======== Supplied data ========

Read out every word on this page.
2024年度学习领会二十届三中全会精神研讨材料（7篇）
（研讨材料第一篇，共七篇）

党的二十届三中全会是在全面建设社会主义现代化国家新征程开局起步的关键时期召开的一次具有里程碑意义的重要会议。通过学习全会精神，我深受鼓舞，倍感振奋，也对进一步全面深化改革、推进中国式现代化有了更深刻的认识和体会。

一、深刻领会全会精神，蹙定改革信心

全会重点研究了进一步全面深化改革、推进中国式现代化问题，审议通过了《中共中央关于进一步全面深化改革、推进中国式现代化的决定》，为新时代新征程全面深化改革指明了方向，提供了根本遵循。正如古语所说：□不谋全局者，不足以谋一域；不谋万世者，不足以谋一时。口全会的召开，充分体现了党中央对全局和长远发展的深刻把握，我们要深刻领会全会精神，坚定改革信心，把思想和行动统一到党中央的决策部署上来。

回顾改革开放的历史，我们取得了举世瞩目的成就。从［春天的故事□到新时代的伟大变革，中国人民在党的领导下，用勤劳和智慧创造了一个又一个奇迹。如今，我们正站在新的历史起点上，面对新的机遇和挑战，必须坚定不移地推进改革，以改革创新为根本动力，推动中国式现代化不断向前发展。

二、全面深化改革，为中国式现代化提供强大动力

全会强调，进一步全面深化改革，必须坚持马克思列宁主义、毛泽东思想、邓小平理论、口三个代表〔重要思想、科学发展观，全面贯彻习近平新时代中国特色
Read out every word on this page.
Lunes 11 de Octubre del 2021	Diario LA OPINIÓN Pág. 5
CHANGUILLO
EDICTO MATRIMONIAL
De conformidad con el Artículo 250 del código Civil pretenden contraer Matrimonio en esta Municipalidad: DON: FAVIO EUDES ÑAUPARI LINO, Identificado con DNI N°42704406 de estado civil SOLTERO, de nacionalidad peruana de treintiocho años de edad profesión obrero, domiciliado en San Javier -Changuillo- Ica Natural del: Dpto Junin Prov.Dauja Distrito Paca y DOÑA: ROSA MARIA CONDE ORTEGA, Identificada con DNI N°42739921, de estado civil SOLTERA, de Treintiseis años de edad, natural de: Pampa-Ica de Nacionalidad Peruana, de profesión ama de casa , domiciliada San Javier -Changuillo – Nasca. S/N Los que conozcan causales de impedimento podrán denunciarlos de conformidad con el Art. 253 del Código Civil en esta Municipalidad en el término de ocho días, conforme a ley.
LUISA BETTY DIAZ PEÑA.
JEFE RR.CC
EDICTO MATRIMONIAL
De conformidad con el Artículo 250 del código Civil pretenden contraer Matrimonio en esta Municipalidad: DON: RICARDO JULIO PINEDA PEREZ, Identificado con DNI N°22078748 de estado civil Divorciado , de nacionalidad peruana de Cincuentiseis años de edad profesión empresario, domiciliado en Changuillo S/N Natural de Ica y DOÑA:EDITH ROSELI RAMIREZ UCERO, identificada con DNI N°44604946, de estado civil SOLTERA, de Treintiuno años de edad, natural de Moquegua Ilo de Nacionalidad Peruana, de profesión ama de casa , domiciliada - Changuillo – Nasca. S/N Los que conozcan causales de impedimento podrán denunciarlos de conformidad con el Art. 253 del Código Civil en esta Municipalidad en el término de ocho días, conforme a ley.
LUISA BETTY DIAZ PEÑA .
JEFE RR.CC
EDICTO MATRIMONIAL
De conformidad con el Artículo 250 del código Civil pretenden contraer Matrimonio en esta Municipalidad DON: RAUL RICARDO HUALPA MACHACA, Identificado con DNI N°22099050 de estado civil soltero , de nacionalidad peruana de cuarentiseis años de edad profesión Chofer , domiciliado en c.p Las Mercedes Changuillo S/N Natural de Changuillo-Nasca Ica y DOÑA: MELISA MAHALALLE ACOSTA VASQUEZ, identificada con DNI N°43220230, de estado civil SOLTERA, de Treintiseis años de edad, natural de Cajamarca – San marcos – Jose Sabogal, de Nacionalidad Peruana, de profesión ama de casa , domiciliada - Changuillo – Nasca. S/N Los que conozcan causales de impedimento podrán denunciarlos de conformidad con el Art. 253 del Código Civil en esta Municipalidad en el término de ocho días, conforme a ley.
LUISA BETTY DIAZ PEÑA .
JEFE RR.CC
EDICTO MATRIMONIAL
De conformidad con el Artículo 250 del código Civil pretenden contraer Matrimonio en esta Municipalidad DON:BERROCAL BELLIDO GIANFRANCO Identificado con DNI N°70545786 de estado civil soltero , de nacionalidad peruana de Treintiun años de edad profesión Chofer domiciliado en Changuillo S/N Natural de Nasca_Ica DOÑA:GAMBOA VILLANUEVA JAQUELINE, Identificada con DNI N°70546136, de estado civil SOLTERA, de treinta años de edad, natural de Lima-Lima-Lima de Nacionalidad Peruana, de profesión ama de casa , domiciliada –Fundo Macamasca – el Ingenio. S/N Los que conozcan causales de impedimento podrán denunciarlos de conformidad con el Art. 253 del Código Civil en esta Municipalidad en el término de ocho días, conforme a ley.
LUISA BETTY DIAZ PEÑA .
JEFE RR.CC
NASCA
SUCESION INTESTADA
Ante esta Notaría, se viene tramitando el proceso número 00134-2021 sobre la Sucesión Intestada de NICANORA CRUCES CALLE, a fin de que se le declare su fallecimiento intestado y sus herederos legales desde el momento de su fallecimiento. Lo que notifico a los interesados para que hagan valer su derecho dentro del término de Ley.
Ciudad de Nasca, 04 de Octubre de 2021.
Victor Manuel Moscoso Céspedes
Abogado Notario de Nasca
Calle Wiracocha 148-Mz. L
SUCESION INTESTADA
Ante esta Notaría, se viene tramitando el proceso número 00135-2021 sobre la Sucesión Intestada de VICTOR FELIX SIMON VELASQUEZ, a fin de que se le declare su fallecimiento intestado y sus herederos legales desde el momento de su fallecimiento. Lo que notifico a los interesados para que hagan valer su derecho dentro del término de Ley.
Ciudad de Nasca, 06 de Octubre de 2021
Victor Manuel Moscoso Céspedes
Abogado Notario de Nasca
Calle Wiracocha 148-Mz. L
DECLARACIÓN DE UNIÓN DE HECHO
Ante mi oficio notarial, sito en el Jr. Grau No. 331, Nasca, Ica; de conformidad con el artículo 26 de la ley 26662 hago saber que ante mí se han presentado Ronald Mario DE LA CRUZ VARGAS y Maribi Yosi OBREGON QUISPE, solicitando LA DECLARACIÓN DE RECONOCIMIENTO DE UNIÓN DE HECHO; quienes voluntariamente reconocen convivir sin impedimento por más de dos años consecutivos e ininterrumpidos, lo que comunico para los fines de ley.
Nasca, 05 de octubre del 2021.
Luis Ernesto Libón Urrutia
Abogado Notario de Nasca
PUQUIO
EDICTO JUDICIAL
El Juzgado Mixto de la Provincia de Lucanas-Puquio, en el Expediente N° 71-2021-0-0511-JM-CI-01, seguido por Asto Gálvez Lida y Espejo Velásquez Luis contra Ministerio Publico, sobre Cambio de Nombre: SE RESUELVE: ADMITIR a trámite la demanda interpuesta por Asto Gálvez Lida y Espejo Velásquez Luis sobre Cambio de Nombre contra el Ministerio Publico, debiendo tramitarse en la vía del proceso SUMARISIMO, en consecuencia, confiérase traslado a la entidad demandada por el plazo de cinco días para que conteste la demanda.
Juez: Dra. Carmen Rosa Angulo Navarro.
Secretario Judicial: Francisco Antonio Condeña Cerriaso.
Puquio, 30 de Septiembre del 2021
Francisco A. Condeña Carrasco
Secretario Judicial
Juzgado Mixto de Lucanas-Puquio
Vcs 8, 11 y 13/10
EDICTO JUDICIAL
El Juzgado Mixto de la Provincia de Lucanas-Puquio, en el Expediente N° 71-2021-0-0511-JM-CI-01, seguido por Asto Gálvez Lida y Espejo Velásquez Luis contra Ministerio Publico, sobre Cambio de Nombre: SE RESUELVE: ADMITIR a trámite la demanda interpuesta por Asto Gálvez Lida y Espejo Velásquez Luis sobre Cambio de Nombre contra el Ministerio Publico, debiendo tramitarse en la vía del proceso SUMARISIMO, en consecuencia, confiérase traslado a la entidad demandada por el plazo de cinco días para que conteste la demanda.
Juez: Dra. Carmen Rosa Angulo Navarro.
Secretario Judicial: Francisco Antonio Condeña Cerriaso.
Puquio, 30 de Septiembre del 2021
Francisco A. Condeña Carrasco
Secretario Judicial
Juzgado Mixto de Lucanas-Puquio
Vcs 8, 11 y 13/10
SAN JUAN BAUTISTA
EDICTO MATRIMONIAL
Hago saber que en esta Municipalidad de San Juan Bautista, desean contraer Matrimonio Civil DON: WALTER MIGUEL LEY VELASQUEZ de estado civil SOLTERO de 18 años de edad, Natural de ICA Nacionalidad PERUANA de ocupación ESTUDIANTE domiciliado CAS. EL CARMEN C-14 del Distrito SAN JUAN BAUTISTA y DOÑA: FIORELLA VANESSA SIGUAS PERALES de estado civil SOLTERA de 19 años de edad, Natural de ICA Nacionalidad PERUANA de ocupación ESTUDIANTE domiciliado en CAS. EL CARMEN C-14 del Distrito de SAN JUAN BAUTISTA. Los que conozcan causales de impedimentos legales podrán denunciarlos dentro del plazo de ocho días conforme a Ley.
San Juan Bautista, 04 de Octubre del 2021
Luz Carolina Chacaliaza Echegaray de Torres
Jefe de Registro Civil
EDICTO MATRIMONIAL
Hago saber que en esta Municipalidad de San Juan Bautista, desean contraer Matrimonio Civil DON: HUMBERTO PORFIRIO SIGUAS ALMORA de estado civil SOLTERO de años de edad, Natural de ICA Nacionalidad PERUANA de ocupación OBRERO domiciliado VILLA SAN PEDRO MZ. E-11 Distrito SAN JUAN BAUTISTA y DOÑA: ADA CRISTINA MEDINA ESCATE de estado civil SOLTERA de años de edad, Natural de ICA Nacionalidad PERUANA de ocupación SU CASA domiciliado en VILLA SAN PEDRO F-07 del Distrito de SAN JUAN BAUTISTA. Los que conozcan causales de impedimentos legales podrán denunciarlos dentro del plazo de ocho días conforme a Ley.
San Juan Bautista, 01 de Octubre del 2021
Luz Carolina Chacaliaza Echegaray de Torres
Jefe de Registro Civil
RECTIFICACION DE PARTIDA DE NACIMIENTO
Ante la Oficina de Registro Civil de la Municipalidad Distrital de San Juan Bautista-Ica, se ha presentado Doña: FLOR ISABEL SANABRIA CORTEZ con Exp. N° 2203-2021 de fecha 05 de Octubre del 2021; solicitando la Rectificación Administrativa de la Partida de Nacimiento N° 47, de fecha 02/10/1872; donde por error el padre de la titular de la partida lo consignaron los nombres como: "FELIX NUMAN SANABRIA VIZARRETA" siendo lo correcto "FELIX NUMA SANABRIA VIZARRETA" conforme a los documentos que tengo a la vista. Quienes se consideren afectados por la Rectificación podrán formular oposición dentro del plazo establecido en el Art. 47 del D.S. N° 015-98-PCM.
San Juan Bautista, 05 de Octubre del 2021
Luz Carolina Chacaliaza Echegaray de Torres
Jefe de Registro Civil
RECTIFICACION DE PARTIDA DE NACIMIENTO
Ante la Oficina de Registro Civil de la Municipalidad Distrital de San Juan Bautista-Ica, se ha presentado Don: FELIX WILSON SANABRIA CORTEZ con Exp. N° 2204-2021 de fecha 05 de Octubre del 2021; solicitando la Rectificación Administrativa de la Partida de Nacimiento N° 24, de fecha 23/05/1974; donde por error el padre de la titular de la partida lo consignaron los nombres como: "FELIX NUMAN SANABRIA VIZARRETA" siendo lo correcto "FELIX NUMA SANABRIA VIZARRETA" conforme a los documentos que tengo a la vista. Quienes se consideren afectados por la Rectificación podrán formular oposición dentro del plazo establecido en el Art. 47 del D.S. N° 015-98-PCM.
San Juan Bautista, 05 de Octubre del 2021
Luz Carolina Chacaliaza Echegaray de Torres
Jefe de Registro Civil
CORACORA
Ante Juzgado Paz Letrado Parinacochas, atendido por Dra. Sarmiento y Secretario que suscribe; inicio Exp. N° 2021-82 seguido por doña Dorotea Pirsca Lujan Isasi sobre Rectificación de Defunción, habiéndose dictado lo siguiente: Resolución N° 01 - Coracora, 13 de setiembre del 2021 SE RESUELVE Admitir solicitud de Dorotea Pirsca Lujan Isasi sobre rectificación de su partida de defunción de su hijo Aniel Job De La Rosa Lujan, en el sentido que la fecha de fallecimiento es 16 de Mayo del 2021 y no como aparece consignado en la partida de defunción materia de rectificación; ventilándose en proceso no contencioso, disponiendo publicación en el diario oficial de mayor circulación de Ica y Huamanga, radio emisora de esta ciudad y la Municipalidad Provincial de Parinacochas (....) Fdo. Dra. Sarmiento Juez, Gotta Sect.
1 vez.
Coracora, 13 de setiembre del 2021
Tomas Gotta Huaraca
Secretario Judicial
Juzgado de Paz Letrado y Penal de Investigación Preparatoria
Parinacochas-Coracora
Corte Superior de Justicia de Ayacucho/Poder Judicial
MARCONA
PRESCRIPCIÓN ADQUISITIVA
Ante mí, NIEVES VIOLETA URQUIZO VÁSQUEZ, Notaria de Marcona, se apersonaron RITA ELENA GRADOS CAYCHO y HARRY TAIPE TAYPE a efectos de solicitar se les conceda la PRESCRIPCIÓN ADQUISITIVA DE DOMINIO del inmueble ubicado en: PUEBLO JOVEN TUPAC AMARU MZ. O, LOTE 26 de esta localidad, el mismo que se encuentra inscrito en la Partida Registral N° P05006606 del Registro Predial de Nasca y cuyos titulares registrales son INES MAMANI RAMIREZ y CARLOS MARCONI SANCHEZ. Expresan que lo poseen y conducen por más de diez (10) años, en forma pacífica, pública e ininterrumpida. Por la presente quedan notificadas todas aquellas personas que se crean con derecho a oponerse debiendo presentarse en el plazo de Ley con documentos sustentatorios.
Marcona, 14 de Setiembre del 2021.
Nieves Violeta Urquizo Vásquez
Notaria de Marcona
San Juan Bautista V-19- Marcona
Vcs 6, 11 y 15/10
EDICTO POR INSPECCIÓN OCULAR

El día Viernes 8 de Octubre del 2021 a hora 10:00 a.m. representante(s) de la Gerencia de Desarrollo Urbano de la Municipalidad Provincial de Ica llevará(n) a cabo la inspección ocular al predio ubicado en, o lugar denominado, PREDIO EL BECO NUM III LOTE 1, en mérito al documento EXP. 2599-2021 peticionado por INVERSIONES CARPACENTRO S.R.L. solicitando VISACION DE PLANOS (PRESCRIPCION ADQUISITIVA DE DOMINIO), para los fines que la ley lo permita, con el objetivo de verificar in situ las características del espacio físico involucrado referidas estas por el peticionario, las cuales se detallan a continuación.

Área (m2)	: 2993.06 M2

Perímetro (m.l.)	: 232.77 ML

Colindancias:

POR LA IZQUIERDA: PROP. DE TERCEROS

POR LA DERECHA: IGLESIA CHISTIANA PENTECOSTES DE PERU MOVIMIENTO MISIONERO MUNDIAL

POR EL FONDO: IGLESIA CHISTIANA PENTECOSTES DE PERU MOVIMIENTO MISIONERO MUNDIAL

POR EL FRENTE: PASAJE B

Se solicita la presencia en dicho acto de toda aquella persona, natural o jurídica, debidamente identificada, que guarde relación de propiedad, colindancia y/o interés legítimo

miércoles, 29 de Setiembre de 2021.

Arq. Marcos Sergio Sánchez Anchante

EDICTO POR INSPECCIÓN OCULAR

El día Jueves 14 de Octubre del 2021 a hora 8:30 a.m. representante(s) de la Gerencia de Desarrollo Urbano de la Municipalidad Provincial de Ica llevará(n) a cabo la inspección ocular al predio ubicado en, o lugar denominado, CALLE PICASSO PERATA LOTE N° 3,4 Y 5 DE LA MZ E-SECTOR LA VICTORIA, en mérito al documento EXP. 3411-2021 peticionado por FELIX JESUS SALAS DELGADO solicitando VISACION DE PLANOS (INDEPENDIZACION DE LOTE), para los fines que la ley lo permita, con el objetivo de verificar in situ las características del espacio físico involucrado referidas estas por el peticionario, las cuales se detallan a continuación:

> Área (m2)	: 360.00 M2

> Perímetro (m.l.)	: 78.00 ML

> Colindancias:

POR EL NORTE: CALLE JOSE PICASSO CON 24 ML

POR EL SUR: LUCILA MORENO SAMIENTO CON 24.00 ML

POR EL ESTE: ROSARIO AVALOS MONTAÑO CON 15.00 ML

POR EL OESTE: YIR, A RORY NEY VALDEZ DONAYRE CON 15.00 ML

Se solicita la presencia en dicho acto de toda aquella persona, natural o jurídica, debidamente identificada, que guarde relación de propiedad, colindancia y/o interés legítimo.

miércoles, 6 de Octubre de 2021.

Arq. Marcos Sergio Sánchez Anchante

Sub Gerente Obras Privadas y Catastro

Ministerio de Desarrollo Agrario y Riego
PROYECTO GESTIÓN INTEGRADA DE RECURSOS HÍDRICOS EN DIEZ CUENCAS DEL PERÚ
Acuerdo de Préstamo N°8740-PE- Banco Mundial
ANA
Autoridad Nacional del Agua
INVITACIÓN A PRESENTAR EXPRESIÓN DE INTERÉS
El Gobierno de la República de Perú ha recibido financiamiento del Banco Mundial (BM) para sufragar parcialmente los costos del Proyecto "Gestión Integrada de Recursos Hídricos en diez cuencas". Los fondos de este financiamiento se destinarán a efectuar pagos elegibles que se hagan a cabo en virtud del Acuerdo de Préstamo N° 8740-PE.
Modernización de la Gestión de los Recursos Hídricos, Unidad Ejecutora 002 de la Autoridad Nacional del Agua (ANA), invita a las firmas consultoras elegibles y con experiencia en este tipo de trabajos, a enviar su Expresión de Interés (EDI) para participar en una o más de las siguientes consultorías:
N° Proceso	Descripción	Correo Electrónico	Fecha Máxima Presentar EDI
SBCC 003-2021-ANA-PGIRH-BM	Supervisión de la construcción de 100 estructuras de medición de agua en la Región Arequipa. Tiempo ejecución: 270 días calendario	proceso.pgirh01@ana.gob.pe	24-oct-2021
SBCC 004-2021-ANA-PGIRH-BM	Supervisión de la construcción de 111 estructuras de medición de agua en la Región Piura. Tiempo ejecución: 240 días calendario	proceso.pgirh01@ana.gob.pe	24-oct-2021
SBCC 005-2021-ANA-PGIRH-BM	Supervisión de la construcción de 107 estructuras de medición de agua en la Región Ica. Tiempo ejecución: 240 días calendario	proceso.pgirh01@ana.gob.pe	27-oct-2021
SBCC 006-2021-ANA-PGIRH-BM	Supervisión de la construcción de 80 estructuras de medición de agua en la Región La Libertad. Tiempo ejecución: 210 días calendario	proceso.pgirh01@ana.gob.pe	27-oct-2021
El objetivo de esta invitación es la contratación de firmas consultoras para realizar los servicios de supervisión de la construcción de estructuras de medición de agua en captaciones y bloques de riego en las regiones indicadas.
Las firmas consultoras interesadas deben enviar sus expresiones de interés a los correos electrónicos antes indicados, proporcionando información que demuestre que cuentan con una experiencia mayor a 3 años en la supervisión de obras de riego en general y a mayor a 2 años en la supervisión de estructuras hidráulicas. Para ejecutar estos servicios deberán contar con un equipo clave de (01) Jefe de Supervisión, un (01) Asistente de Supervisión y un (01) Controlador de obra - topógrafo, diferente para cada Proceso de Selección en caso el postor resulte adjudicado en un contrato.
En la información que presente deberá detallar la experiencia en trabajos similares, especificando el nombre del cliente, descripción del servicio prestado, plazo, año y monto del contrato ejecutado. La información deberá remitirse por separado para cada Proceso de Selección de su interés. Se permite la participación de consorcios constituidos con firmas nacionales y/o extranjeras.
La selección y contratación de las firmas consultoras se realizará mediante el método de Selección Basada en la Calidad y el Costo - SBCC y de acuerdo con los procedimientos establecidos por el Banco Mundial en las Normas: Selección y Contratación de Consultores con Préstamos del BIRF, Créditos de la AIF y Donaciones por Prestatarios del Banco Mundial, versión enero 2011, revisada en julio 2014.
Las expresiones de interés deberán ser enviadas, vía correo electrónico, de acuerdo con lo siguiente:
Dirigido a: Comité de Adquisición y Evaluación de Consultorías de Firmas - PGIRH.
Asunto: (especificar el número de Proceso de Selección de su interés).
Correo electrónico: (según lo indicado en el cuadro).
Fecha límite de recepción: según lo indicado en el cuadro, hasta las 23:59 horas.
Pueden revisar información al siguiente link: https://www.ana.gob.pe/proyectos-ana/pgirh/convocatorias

========

| Exercise prompt |
Copy every line of the records above that holds the word "MOVIMIENTO".

| Task answer |
POR LA DERECHA: IGLESIA CHISTIANA PENTECOSTES DE PERU MOVIMIENTO MISIONERO MUNDIAL
POR EL FONDO: IGLESIA CHISTIANA PENTECOSTES DE PERU MOVIMIENTO MISIONERO MUNDIAL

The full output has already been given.